**Objective**.
Copy every line of the data below word for word, omitting the pictures.

**Recorded information**.
>>>
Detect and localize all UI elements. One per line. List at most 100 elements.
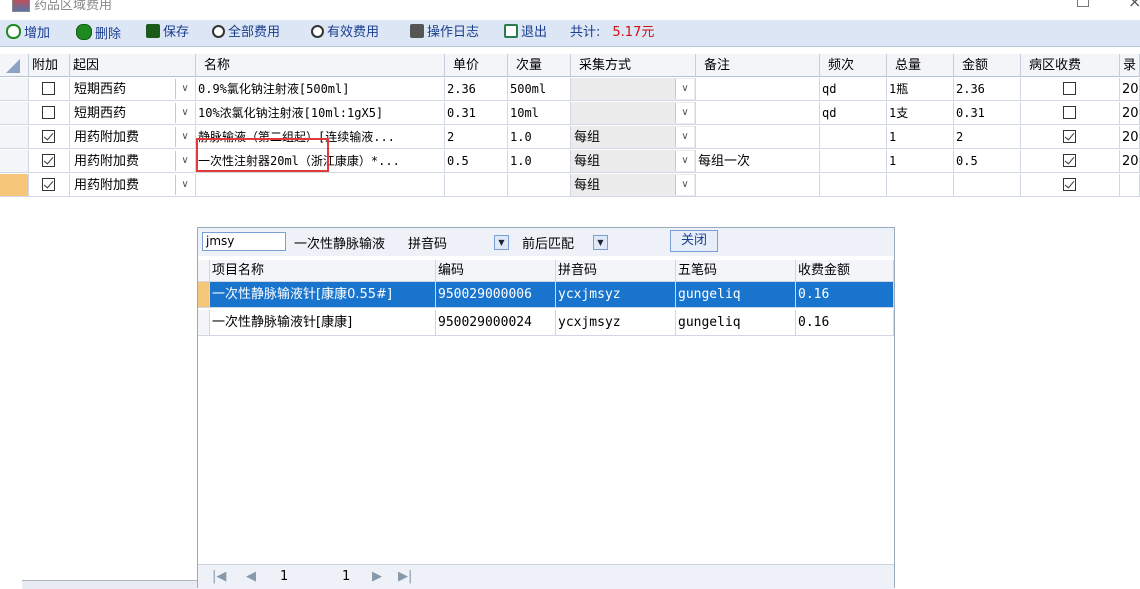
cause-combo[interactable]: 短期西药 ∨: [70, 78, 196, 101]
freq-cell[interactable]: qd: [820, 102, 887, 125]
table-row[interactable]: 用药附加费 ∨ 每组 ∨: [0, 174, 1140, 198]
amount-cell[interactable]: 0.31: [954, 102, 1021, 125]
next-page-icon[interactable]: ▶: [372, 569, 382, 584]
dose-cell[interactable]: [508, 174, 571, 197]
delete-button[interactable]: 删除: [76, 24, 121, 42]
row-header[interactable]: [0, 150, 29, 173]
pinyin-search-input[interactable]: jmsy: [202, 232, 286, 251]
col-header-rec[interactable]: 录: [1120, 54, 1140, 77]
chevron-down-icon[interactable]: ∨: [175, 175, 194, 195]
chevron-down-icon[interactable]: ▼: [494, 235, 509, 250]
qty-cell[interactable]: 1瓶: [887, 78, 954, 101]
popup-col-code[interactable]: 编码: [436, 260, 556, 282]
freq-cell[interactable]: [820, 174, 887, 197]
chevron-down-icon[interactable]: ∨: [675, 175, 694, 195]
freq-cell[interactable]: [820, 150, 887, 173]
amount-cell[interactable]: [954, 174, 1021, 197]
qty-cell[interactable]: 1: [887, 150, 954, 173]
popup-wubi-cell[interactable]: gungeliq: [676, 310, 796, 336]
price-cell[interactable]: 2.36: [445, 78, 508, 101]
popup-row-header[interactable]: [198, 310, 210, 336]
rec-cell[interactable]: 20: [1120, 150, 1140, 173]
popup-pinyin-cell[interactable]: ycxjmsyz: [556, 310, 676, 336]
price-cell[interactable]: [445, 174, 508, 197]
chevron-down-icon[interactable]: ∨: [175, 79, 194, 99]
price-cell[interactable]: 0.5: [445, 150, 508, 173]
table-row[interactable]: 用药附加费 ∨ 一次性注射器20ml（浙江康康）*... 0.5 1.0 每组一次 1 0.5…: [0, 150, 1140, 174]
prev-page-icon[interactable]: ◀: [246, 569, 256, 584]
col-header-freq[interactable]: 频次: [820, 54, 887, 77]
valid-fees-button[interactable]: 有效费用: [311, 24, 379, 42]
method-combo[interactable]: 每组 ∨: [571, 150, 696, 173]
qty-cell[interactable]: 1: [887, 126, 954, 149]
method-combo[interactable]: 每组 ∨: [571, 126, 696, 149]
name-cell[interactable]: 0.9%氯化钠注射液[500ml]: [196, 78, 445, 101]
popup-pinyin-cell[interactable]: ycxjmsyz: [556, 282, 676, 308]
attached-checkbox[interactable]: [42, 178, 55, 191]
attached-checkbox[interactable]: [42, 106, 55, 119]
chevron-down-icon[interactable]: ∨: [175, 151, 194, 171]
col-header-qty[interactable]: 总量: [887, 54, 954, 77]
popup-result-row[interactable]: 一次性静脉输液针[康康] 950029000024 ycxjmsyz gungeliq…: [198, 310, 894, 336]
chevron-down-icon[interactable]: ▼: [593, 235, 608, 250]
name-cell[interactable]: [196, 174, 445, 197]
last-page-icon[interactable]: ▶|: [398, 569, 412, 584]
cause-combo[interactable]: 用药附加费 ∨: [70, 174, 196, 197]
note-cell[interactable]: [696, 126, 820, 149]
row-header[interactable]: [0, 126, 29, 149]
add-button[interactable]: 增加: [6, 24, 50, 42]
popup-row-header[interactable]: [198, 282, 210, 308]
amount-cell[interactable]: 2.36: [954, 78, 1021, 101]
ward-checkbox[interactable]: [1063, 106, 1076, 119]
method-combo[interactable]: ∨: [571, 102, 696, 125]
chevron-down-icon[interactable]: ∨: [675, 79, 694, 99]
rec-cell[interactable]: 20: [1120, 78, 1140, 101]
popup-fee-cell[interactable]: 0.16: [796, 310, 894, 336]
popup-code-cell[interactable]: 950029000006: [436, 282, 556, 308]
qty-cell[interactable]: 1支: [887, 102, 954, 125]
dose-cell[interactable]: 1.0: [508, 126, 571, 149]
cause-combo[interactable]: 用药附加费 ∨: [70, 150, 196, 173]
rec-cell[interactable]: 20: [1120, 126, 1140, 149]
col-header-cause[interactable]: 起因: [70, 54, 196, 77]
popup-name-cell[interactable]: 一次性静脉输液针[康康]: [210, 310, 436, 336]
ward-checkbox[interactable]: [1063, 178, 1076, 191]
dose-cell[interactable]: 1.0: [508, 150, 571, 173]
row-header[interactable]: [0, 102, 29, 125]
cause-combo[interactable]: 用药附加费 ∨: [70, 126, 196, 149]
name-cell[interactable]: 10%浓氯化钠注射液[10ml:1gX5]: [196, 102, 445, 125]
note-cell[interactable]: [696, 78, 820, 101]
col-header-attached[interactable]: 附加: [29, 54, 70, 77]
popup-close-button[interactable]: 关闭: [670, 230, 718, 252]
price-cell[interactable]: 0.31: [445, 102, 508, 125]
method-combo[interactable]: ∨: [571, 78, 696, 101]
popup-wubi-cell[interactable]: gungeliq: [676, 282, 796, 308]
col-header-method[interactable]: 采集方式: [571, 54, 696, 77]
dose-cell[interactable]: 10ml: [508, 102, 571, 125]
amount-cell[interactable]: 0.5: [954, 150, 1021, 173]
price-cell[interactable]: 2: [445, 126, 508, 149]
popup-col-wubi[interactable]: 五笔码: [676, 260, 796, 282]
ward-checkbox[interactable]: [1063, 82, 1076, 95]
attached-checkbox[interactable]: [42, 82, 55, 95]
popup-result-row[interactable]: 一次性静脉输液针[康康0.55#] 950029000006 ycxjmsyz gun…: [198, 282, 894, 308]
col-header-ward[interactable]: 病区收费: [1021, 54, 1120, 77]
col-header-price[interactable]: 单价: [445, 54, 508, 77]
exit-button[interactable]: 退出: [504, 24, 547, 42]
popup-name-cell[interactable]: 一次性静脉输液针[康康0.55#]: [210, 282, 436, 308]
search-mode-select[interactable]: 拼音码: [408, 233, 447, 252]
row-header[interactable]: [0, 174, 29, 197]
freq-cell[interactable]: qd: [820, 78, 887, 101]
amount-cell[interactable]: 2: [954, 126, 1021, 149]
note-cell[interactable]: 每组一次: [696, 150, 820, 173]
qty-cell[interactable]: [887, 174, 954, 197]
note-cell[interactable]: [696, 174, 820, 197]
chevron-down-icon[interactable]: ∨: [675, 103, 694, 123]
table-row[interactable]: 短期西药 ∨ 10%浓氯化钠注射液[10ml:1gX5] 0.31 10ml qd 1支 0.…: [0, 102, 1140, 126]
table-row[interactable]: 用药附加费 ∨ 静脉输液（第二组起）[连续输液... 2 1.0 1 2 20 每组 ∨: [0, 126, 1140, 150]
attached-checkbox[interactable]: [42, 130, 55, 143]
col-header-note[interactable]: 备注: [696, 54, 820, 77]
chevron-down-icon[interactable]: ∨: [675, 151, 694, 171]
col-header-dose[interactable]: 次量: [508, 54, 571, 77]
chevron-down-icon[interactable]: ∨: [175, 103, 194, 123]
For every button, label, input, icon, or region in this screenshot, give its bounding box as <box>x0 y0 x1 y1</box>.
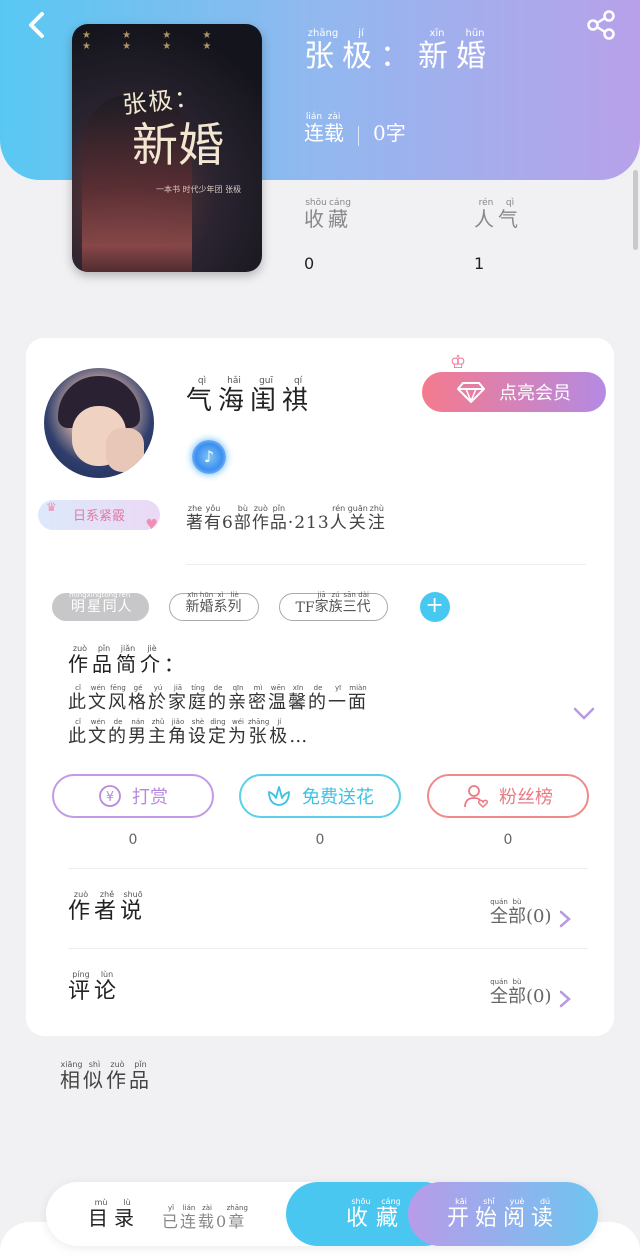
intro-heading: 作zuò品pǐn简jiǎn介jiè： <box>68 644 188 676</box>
<<<
**Answer to this task**.
Detect and localize all UI elements. One per line. List at most 100 elements.
cause-combo[interactable]: 短期西药 ∨: [70, 78, 196, 101]
freq-cell[interactable]: qd: [820, 102, 887, 125]
table-row[interactable]: 用药附加费 ∨ 每组 ∨: [0, 174, 1140, 198]
amount-cell[interactable]: 0.31: [954, 102, 1021, 125]
next-page-icon[interactable]: ▶: [372, 569, 382, 584]
dose-cell[interactable]: [508, 174, 571, 197]
delete-button[interactable]: 删除: [76, 24, 121, 42]
row-header[interactable]: [0, 150, 29, 173]
pinyin-search-input[interactable]: jmsy: [202, 232, 286, 251]
col-header-rec[interactable]: 录: [1120, 54, 1140, 77]
chevron-down-icon[interactable]: ∨: [175, 175, 194, 195]
chevron-down-icon[interactable]: ▼: [494, 235, 509, 250]
qty-cell[interactable]: 1瓶: [887, 78, 954, 101]
popup-col-code[interactable]: 编码: [436, 260, 556, 282]
freq-cell[interactable]: [820, 174, 887, 197]
chevron-down-icon[interactable]: ∨: [675, 175, 694, 195]
freq-cell[interactable]: [820, 150, 887, 173]
amount-cell[interactable]: [954, 174, 1021, 197]
qty-cell[interactable]: 1: [887, 150, 954, 173]
popup-wubi-cell[interactable]: gungeliq: [676, 310, 796, 336]
price-cell[interactable]: 2.36: [445, 78, 508, 101]
popup-row-header[interactable]: [198, 310, 210, 336]
rec-cell[interactable]: 20: [1120, 150, 1140, 173]
popup-pinyin-cell[interactable]: ycxjmsyz: [556, 310, 676, 336]
price-cell[interactable]: [445, 174, 508, 197]
chevron-down-icon[interactable]: ∨: [175, 79, 194, 99]
price-cell[interactable]: 0.5: [445, 150, 508, 173]
table-row[interactable]: 用药附加费 ∨ 一次性注射器20ml（浙江康康）*... 0.5 1.0 每组一次 1 0.5…: [0, 150, 1140, 174]
prev-page-icon[interactable]: ◀: [246, 569, 256, 584]
col-header-freq[interactable]: 频次: [820, 54, 887, 77]
valid-fees-button[interactable]: 有效费用: [311, 24, 379, 42]
method-combo[interactable]: 每组 ∨: [571, 150, 696, 173]
qty-cell[interactable]: 1: [887, 126, 954, 149]
method-combo[interactable]: 每组 ∨: [571, 126, 696, 149]
name-cell[interactable]: 0.9%氯化钠注射液[500ml]: [196, 78, 445, 101]
popup-pinyin-cell[interactable]: ycxjmsyz: [556, 282, 676, 308]
attached-checkbox[interactable]: [42, 178, 55, 191]
attached-checkbox[interactable]: [42, 106, 55, 119]
chevron-down-icon[interactable]: ∨: [175, 151, 194, 171]
col-header-qty[interactable]: 总量: [887, 54, 954, 77]
popup-result-row[interactable]: 一次性静脉输液针[康康] 950029000024 ycxjmsyz gungeliq…: [198, 310, 894, 336]
chevron-down-icon[interactable]: ▼: [593, 235, 608, 250]
name-cell[interactable]: [196, 174, 445, 197]
last-page-icon[interactable]: ▶|: [398, 569, 412, 584]
cause-combo[interactable]: 用药附加费 ∨: [70, 174, 196, 197]
note-cell[interactable]: [696, 126, 820, 149]
row-header[interactable]: [0, 126, 29, 149]
add-button[interactable]: 增加: [6, 24, 50, 42]
popup-row-header[interactable]: [198, 282, 210, 308]
amount-cell[interactable]: 2.36: [954, 78, 1021, 101]
ward-checkbox[interactable]: [1063, 106, 1076, 119]
method-combo[interactable]: ∨: [571, 102, 696, 125]
chevron-down-icon[interactable]: ∨: [675, 79, 694, 99]
rec-cell[interactable]: 20: [1120, 78, 1140, 101]
popup-fee-cell[interactable]: 0.16: [796, 310, 894, 336]
popup-code-cell[interactable]: 950029000006: [436, 282, 556, 308]
qty-cell[interactable]: 1支: [887, 102, 954, 125]
dose-cell[interactable]: 1.0: [508, 126, 571, 149]
cause-combo[interactable]: 用药附加费 ∨: [70, 150, 196, 173]
rec-cell[interactable]: 20: [1120, 126, 1140, 149]
col-header-cause[interactable]: 起因: [70, 54, 196, 77]
popup-name-cell[interactable]: 一次性静脉输液针[康康]: [210, 310, 436, 336]
ward-checkbox[interactable]: [1063, 178, 1076, 191]
dose-cell[interactable]: 1.0: [508, 150, 571, 173]
row-header[interactable]: [0, 102, 29, 125]
cause-combo[interactable]: 用药附加费 ∨: [70, 126, 196, 149]
name-cell[interactable]: 10%浓氯化钠注射液[10ml:1gX5]: [196, 102, 445, 125]
note-cell[interactable]: [696, 78, 820, 101]
col-header-attached[interactable]: 附加: [29, 54, 70, 77]
popup-close-button[interactable]: 关闭: [670, 230, 718, 252]
price-cell[interactable]: 0.31: [445, 102, 508, 125]
method-combo[interactable]: ∨: [571, 78, 696, 101]
popup-wubi-cell[interactable]: gungeliq: [676, 282, 796, 308]
col-header-method[interactable]: 采集方式: [571, 54, 696, 77]
dose-cell[interactable]: 10ml: [508, 102, 571, 125]
amount-cell[interactable]: 0.5: [954, 150, 1021, 173]
price-cell[interactable]: 2: [445, 126, 508, 149]
popup-col-wubi[interactable]: 五笔码: [676, 260, 796, 282]
ward-checkbox[interactable]: [1063, 82, 1076, 95]
attached-checkbox[interactable]: [42, 82, 55, 95]
popup-result-row[interactable]: 一次性静脉输液针[康康0.55#] 950029000006 ycxjmsyz gun…: [198, 282, 894, 308]
col-header-ward[interactable]: 病区收费: [1021, 54, 1120, 77]
col-header-price[interactable]: 单价: [445, 54, 508, 77]
exit-button[interactable]: 退出: [504, 24, 547, 42]
popup-name-cell[interactable]: 一次性静脉输液针[康康0.55#]: [210, 282, 436, 308]
search-mode-select[interactable]: 拼音码: [408, 233, 447, 252]
row-header[interactable]: [0, 174, 29, 197]
freq-cell[interactable]: qd: [820, 78, 887, 101]
amount-cell[interactable]: 2: [954, 126, 1021, 149]
note-cell[interactable]: 每组一次: [696, 150, 820, 173]
qty-cell[interactable]: [887, 174, 954, 197]
note-cell[interactable]: [696, 174, 820, 197]
chevron-down-icon[interactable]: ∨: [675, 103, 694, 123]
table-row[interactable]: 短期西药 ∨ 10%浓氯化钠注射液[10ml:1gX5] 0.31 10ml qd 1支 0.…: [0, 102, 1140, 126]
table-row[interactable]: 用药附加费 ∨ 静脉输液（第二组起）[连续输液... 2 1.0 1 2 20 每组 ∨: [0, 126, 1140, 150]
attached-checkbox[interactable]: [42, 130, 55, 143]
col-header-note[interactable]: 备注: [696, 54, 820, 77]
chevron-down-icon[interactable]: ∨: [675, 151, 694, 171]
col-header-dose[interactable]: 次量: [508, 54, 571, 77]
chevron-down-icon[interactable]: ∨: [175, 103, 194, 123]
For every button, label, input, icon, or region in this screenshot, give its bounding box as <box>x0 y0 x1 y1</box>.
intro-heading: 作zuò品pǐn简jiǎn介jiè： <box>68 644 188 676</box>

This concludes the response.